**STATED PROBLEM:** Search the material below for the word "title". Copy every line that has it.

**SUPPLIED MATERIAL:**
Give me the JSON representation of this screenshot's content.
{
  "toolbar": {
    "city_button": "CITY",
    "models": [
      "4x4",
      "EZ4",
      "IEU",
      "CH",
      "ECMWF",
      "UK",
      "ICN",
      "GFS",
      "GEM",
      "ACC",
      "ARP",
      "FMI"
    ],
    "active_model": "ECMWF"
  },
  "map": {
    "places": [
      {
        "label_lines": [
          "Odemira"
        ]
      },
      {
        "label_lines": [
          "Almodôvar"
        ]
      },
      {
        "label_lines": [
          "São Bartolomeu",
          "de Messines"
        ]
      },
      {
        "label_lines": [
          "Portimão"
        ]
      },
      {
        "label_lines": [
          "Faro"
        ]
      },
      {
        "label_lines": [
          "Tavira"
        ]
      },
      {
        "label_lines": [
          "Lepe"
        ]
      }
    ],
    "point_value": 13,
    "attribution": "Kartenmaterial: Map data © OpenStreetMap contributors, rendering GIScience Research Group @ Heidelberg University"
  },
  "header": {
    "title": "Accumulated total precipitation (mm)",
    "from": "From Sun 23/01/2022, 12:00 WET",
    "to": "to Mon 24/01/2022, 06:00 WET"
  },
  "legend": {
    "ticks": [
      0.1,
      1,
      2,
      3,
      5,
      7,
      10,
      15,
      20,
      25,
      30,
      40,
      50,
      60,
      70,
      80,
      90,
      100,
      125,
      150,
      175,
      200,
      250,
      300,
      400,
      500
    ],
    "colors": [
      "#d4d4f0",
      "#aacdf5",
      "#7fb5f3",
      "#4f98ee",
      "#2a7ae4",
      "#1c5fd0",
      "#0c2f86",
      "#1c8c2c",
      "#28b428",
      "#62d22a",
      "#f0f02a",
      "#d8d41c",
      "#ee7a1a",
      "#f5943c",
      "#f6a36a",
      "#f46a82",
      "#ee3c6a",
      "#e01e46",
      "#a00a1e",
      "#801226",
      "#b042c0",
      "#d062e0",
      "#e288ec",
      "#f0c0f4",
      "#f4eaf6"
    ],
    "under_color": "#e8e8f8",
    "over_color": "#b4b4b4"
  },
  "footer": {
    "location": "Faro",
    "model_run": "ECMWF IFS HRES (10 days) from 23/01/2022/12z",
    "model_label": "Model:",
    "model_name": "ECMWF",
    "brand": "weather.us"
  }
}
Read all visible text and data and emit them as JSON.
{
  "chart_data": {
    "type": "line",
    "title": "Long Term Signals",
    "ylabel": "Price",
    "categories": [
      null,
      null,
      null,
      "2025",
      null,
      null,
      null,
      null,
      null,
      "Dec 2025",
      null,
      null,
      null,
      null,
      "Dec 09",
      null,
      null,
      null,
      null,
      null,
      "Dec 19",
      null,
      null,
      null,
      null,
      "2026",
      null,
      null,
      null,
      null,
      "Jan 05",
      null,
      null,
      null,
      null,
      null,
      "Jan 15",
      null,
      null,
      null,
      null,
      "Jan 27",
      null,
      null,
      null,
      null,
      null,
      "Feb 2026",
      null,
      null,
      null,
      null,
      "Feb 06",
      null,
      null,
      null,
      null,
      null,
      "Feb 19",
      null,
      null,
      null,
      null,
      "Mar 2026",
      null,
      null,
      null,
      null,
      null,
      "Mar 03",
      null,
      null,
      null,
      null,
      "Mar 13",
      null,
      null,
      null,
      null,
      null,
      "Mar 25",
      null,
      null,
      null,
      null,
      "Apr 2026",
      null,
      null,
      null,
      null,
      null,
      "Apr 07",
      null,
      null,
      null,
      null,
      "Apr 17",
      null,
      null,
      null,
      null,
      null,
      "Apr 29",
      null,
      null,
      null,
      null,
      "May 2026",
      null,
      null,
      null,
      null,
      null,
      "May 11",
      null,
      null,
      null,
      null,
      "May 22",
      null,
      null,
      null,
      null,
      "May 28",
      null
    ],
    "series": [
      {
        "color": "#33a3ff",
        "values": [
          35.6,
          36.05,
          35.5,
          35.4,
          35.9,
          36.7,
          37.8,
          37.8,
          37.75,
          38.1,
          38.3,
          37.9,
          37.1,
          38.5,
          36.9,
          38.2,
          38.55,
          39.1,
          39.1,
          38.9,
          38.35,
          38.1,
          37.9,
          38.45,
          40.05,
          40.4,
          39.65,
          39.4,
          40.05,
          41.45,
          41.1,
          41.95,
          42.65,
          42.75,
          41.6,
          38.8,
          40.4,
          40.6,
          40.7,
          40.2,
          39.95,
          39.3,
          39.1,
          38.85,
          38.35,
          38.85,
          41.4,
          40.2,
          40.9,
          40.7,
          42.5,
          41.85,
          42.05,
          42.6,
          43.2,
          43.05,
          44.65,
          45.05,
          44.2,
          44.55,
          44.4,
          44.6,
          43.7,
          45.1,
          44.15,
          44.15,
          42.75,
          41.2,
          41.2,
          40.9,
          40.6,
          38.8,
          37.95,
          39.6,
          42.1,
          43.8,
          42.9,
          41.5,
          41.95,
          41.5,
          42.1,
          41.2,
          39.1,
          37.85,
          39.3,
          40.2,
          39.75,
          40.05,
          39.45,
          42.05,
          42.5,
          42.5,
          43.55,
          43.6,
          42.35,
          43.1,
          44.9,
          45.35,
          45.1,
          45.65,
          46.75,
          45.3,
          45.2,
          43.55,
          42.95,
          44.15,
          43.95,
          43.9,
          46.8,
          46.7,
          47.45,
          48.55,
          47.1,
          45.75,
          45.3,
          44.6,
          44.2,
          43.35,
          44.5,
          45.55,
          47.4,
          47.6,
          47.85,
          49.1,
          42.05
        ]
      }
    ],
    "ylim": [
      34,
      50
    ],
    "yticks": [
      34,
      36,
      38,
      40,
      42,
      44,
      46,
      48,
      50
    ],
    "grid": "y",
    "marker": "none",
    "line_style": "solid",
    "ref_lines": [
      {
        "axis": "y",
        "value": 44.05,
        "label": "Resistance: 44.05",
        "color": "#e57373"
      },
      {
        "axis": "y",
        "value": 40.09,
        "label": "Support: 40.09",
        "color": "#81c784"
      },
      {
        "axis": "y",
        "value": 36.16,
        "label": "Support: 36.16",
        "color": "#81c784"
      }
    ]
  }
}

**CORRECT RESPONSE:**
    "title": "Accumulated total precipitation (mm)",
    "title": "Long Term Signals",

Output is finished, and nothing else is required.